EXERCISE GOAL: Go over the entries below line by line, copying each one that contains the word "this".
** Start EXERCISE DATA **
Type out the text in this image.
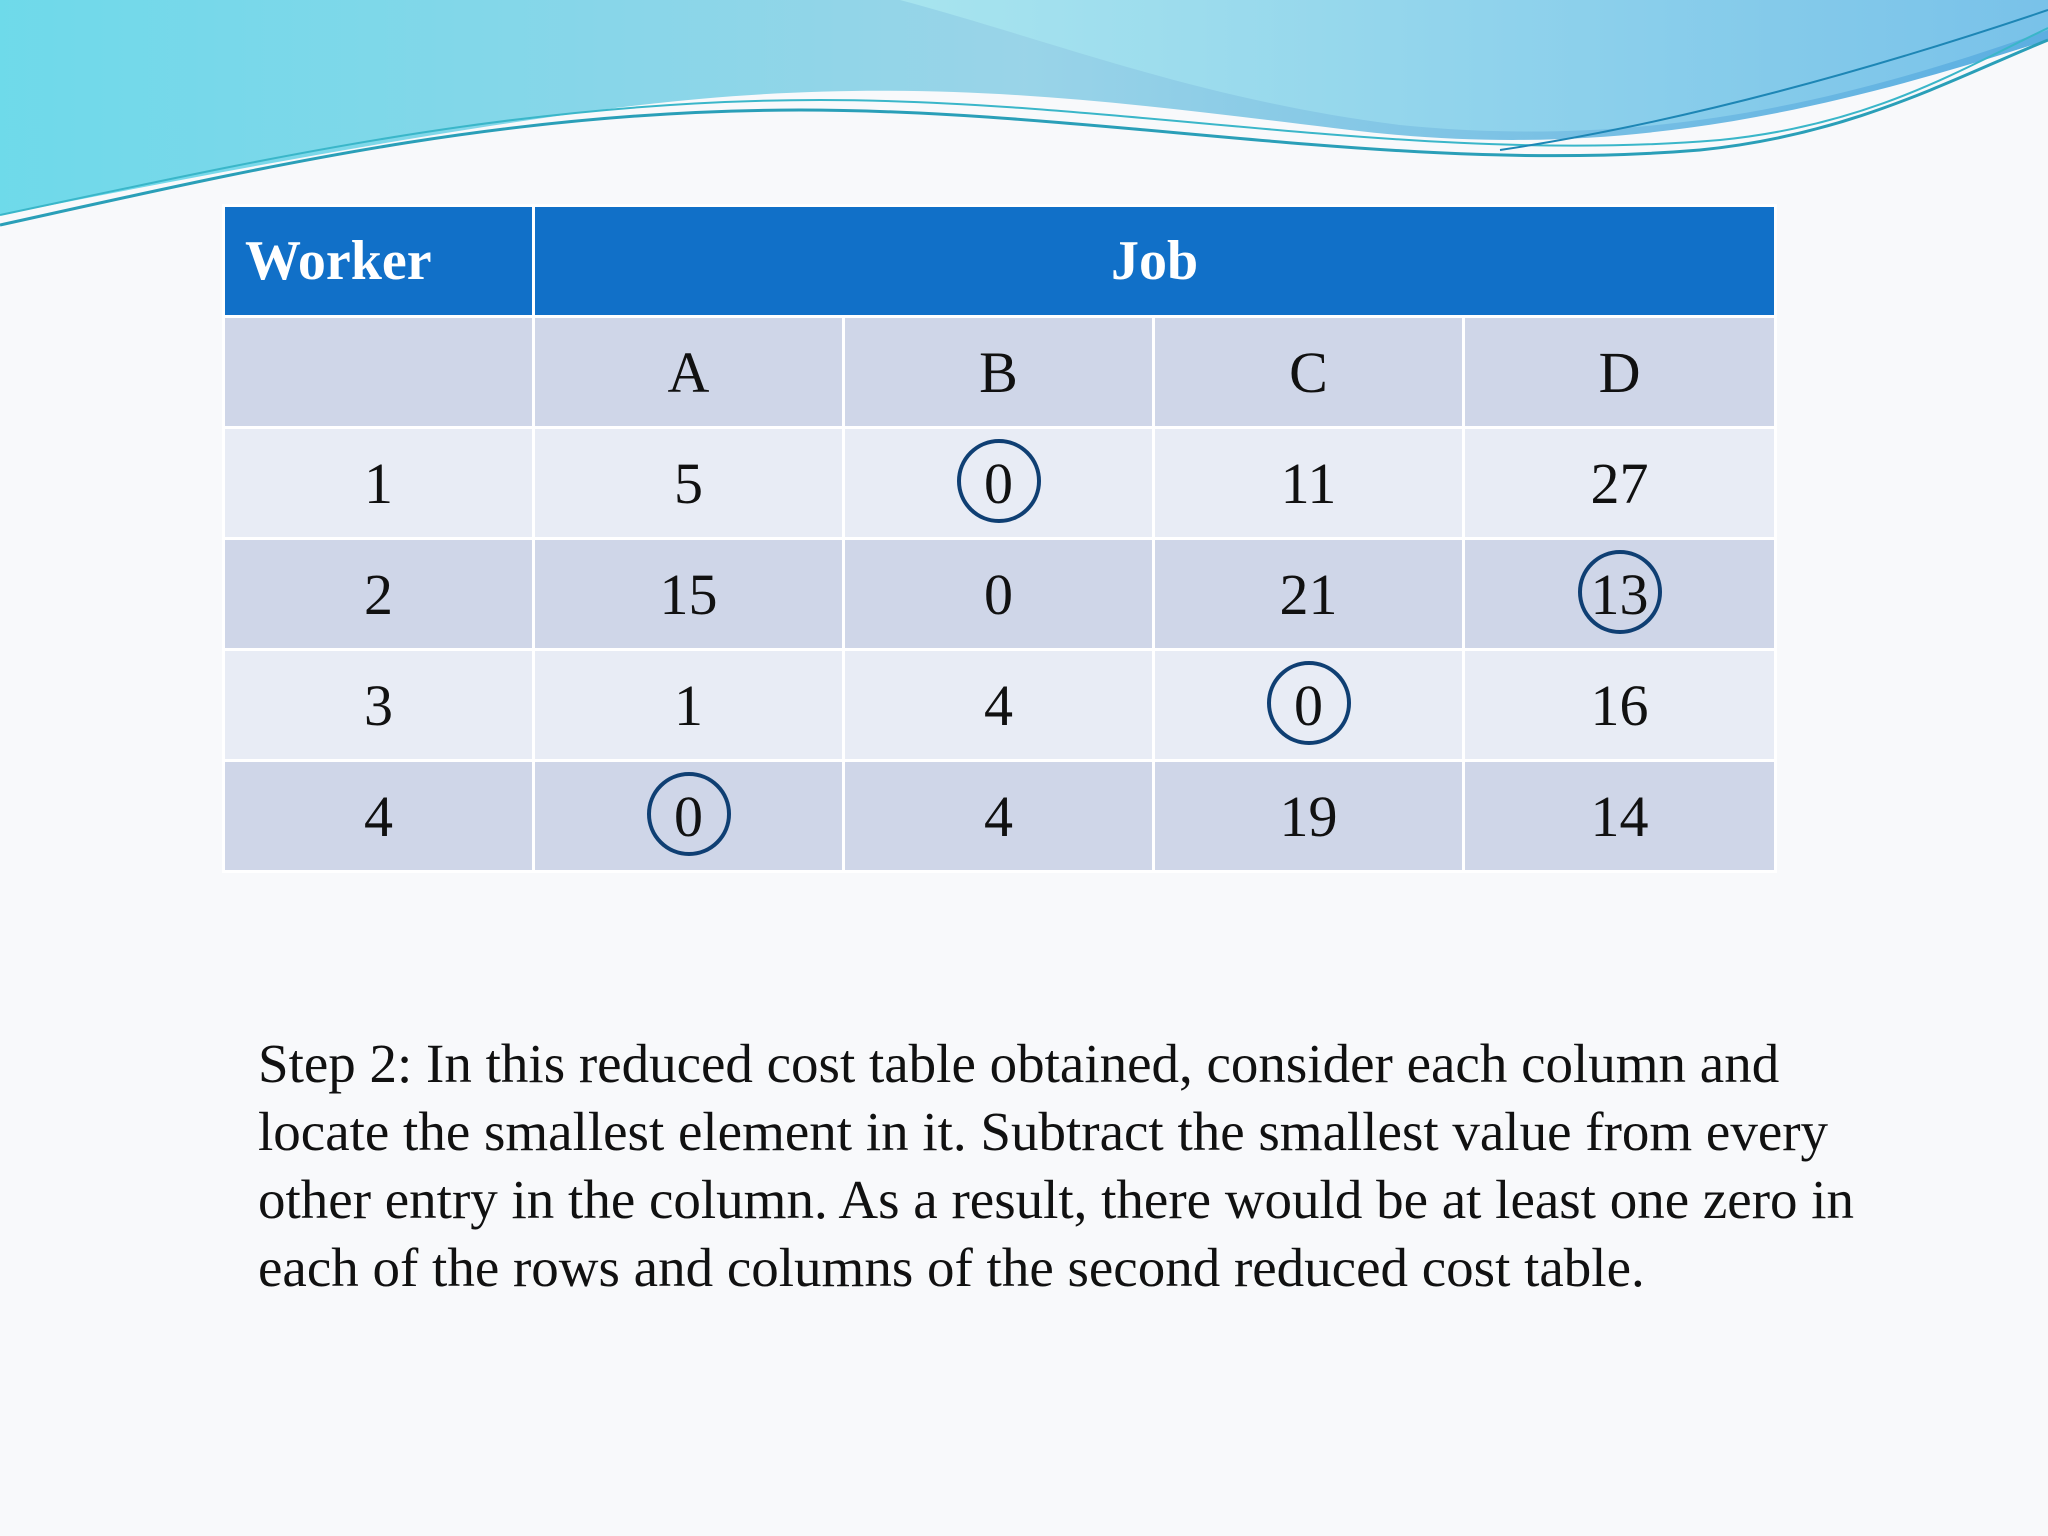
Worker	Job			
	A	B	C	D
1	5	0	11	27
2	15	0	21	13

3	1	4	0	16
4	0	4	19	14

Step 2: In this reduced cost table obtained, consider each column and locate the smallest element in it. Subtract the smallest value from every other entry in the column. As a result, there would be at least one zero in each of the rows and columns of the second reduced cost table.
** End EXERCISE DATA **
REPLY:
Type out the text in this image.
Step 2: In this reduced cost table obtained, consider each column and locate the smallest element in it. Subtract the smallest value from every other entry in the column. As a result, there would be at least one zero in each of the rows and columns of the second reduced cost table.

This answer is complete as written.